- _Goal_
Copy the rows below word for word, without changing anything.
>> Start
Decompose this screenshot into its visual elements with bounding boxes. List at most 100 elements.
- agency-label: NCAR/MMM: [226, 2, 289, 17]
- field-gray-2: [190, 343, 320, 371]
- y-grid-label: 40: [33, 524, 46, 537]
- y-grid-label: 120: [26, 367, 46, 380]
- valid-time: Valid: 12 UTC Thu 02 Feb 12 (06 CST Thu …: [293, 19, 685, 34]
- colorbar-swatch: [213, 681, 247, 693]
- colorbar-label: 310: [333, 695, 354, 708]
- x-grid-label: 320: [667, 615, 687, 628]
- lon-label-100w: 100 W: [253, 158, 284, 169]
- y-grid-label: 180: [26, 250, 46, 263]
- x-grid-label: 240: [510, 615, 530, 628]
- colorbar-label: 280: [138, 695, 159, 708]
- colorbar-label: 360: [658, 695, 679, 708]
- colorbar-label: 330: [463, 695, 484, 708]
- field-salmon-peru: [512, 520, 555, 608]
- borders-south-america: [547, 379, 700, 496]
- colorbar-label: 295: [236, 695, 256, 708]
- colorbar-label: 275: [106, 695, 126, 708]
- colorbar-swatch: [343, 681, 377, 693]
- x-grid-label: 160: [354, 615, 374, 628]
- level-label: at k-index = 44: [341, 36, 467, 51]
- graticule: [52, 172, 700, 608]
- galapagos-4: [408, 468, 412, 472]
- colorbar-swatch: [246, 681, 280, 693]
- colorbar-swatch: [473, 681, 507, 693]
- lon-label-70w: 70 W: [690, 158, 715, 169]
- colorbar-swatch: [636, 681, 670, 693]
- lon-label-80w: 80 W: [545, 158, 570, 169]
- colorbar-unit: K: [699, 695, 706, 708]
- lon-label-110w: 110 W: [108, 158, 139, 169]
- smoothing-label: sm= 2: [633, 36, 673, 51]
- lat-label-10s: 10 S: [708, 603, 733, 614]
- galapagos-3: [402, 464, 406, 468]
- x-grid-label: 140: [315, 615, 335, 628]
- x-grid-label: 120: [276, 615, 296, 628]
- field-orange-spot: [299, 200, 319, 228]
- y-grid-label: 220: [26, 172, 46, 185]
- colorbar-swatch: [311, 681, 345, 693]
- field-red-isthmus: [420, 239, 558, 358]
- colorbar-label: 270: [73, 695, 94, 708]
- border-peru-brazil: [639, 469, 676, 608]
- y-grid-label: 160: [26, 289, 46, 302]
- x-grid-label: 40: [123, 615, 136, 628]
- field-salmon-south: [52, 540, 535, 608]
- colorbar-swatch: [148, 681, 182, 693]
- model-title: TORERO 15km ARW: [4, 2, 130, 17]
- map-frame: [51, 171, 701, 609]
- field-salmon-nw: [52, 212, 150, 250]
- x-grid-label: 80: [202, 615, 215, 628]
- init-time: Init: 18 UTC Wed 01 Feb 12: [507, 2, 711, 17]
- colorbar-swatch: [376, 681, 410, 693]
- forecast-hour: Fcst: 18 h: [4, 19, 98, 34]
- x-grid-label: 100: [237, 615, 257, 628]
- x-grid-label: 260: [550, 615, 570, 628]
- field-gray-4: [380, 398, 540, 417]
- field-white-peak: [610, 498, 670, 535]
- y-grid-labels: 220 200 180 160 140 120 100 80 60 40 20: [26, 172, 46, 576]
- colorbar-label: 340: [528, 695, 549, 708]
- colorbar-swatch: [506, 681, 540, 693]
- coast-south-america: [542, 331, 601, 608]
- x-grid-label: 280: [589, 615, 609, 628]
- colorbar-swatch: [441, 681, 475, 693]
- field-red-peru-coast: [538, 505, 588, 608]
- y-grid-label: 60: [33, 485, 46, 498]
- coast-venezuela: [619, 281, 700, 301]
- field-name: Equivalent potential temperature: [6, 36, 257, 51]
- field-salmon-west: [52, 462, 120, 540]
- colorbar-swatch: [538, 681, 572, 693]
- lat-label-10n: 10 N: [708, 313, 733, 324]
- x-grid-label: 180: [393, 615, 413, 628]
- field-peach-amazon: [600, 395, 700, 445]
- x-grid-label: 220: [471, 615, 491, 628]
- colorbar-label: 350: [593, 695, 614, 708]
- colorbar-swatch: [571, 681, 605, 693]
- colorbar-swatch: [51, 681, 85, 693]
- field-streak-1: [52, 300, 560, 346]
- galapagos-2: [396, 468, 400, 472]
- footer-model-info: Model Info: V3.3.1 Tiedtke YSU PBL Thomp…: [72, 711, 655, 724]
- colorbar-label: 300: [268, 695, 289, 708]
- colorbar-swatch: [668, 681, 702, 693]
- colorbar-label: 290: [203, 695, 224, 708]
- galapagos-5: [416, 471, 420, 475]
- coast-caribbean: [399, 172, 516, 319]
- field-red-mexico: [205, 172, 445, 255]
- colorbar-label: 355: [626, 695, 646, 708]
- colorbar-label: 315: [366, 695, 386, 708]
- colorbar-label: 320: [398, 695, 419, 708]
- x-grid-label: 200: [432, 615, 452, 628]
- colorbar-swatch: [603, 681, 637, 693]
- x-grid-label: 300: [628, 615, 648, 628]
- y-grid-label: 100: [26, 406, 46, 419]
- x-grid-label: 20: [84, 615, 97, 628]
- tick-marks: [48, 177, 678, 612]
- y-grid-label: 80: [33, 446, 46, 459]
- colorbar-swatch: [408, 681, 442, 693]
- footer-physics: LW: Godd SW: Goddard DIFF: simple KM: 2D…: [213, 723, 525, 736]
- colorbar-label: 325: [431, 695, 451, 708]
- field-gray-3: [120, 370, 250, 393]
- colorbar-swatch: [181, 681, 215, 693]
>> End
- _Full solution_
Decompose this screenshot into its visual elements with bounding boxes. List at most 100 elements.
- agency-label: NCAR/MMM: [226, 2, 289, 17]
- field-gray-2: [190, 343, 320, 371]
- y-grid-label: 40: [33, 524, 46, 537]
- y-grid-label: 120: [26, 367, 46, 380]
- valid-time: Valid: 12 UTC Thu 02 Feb 12 (06 CST Thu …: [293, 19, 685, 34]
- colorbar-swatch: [213, 681, 247, 693]
- colorbar-label: 310: [333, 695, 354, 708]
- x-grid-label: 320: [667, 615, 687, 628]
- lon-label-100w: 100 W: [253, 158, 284, 169]
- y-grid-label: 180: [26, 250, 46, 263]
- x-grid-label: 240: [510, 615, 530, 628]
- colorbar-label: 280: [138, 695, 159, 708]
- colorbar-label: 360: [658, 695, 679, 708]
- colorbar-label: 330: [463, 695, 484, 708]
- field-salmon-peru: [512, 520, 555, 608]
- borders-south-america: [547, 379, 700, 496]
- colorbar-label: 295: [236, 695, 256, 708]
- colorbar-label: 275: [106, 695, 126, 708]
- colorbar-swatch: [343, 681, 377, 693]
- x-grid-label: 160: [354, 615, 374, 628]
- level-label: at k-index = 44: [341, 36, 467, 51]
- graticule: [52, 172, 700, 608]
- galapagos-4: [408, 468, 412, 472]
- colorbar-swatch: [246, 681, 280, 693]
- colorbar-swatch: [473, 681, 507, 693]
- lon-label-70w: 70 W: [690, 158, 715, 169]
- colorbar-swatch: [636, 681, 670, 693]
- lon-label-80w: 80 W: [545, 158, 570, 169]
- colorbar-unit: K: [699, 695, 706, 708]
- lon-label-110w: 110 W: [108, 158, 139, 169]
- smoothing-label: sm= 2: [633, 36, 673, 51]
- lat-label-10s: 10 S: [708, 603, 733, 614]
- galapagos-3: [402, 464, 406, 468]
- x-grid-label: 140: [315, 615, 335, 628]
- x-grid-label: 120: [276, 615, 296, 628]
- field-orange-spot: [299, 200, 319, 228]
- y-grid-label: 220: [26, 172, 46, 185]
- colorbar-swatch: [311, 681, 345, 693]
- field-red-isthmus: [420, 239, 558, 358]
- colorbar-label: 270: [73, 695, 94, 708]
- border-peru-brazil: [639, 469, 676, 608]
- y-grid-label: 160: [26, 289, 46, 302]
- x-grid-label: 40: [123, 615, 136, 628]
- field-salmon-south: [52, 540, 535, 608]
- colorbar-swatch: [148, 681, 182, 693]
- model-title: TORERO 15km ARW: [4, 2, 130, 17]
- map-frame: [51, 171, 701, 609]
- field-salmon-nw: [52, 212, 150, 250]
- x-grid-label: 80: [202, 615, 215, 628]
- init-time: Init: 18 UTC Wed 01 Feb 12: [507, 2, 711, 17]
- colorbar-swatch: [376, 681, 410, 693]
- forecast-hour: Fcst: 18 h: [4, 19, 98, 34]
- x-grid-label: 100: [237, 615, 257, 628]
- x-grid-label: 260: [550, 615, 570, 628]
- field-gray-4: [380, 398, 540, 417]
- field-white-peak: [610, 498, 670, 535]
- y-grid-labels: 220 200 180 160 140 120 100 80 60 40 20: [26, 172, 46, 576]
- colorbar-label: 340: [528, 695, 549, 708]
- colorbar-swatch: [506, 681, 540, 693]
- coast-south-america: [542, 331, 601, 608]
- x-grid-label: 280: [589, 615, 609, 628]
- colorbar-swatch: [441, 681, 475, 693]
- field-red-peru-coast: [538, 505, 588, 608]
- y-grid-label: 60: [33, 485, 46, 498]
- coast-venezuela: [619, 281, 700, 301]
- field-name: Equivalent potential temperature: [6, 36, 257, 51]
- field-salmon-west: [52, 462, 120, 540]
- colorbar-swatch: [538, 681, 572, 693]
- lat-label-10n: 10 N: [708, 313, 733, 324]
- x-grid-label: 180: [393, 615, 413, 628]
- field-peach-amazon: [600, 395, 700, 445]
- x-grid-label: 220: [471, 615, 491, 628]
- colorbar-label: 350: [593, 695, 614, 708]
- colorbar-swatch: [571, 681, 605, 693]
- colorbar-swatch: [51, 681, 85, 693]
- field-streak-1: [52, 300, 560, 346]
- galapagos-2: [396, 468, 400, 472]
- footer-model-info: Model Info: V3.3.1 Tiedtke YSU PBL Thomp…: [72, 711, 655, 724]
- colorbar-label: 300: [268, 695, 289, 708]
- colorbar-swatch: [668, 681, 702, 693]
- colorbar-label: 290: [203, 695, 224, 708]
- galapagos-5: [416, 471, 420, 475]
- coast-caribbean: [399, 172, 516, 319]
- field-red-mexico: [205, 172, 445, 255]
- colorbar-label: 355: [626, 695, 646, 708]
- colorbar-label: 315: [366, 695, 386, 708]
- colorbar-label: 320: [398, 695, 419, 708]
- x-grid-label: 200: [432, 615, 452, 628]
- colorbar-swatch: [603, 681, 637, 693]
- x-grid-label: 300: [628, 615, 648, 628]
- y-grid-label: 100: [26, 406, 46, 419]
- x-grid-label: 20: [84, 615, 97, 628]
- tick-marks: [48, 177, 678, 612]
- y-grid-label: 80: [33, 446, 46, 459]
- colorbar-swatch: [408, 681, 442, 693]
- footer-physics: LW: Godd SW: Goddard DIFF: simple KM: 2D…: [213, 723, 525, 736]
- colorbar-label: 325: [431, 695, 451, 708]
- field-gray-3: [120, 370, 250, 393]
- colorbar-swatch: [181, 681, 215, 693]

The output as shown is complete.